▶ **Direction**: Look through the lines of the material and count those containing "traitements". Give that count alone.

▶ **Stored items**:
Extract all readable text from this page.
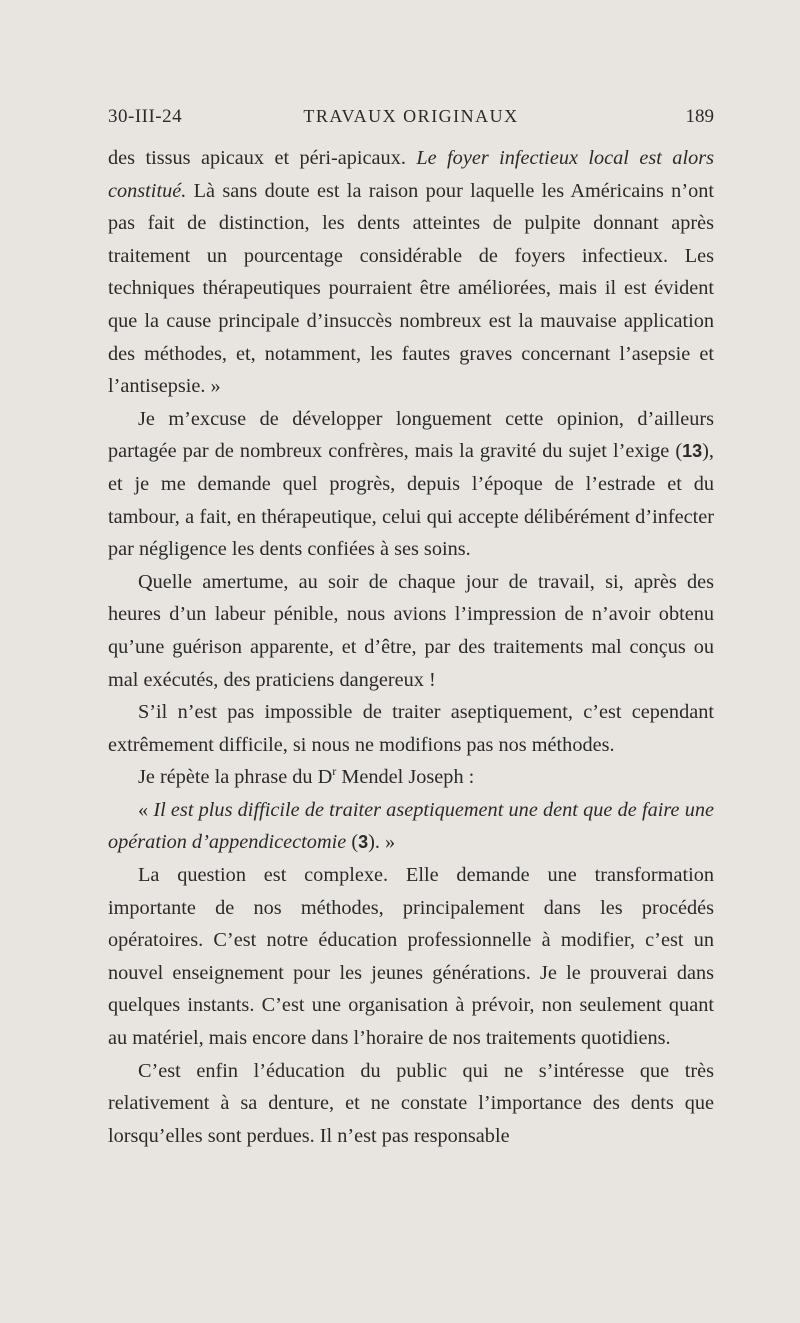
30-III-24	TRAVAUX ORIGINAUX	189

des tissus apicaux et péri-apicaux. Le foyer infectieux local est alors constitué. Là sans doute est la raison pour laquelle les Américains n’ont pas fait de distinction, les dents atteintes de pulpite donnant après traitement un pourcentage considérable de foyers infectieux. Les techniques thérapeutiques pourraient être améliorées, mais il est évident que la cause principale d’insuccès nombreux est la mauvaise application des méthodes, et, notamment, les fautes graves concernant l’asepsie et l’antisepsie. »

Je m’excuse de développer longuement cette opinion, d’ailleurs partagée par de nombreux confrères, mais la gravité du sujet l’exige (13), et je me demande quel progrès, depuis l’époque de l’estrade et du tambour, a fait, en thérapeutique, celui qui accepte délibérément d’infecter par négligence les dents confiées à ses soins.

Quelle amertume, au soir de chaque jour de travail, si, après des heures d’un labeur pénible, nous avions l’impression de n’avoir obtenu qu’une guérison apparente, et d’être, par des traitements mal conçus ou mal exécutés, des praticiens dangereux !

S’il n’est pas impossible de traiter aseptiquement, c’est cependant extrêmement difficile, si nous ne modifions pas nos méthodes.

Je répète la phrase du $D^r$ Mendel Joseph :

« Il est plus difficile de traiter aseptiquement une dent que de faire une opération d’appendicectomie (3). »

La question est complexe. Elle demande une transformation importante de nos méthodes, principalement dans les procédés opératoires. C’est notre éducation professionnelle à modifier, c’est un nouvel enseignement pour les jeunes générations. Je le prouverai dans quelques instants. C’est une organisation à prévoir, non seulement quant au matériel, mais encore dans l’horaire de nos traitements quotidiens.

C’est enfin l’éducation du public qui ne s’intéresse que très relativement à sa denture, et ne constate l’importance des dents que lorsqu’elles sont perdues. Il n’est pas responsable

▶ **Complete response**: 2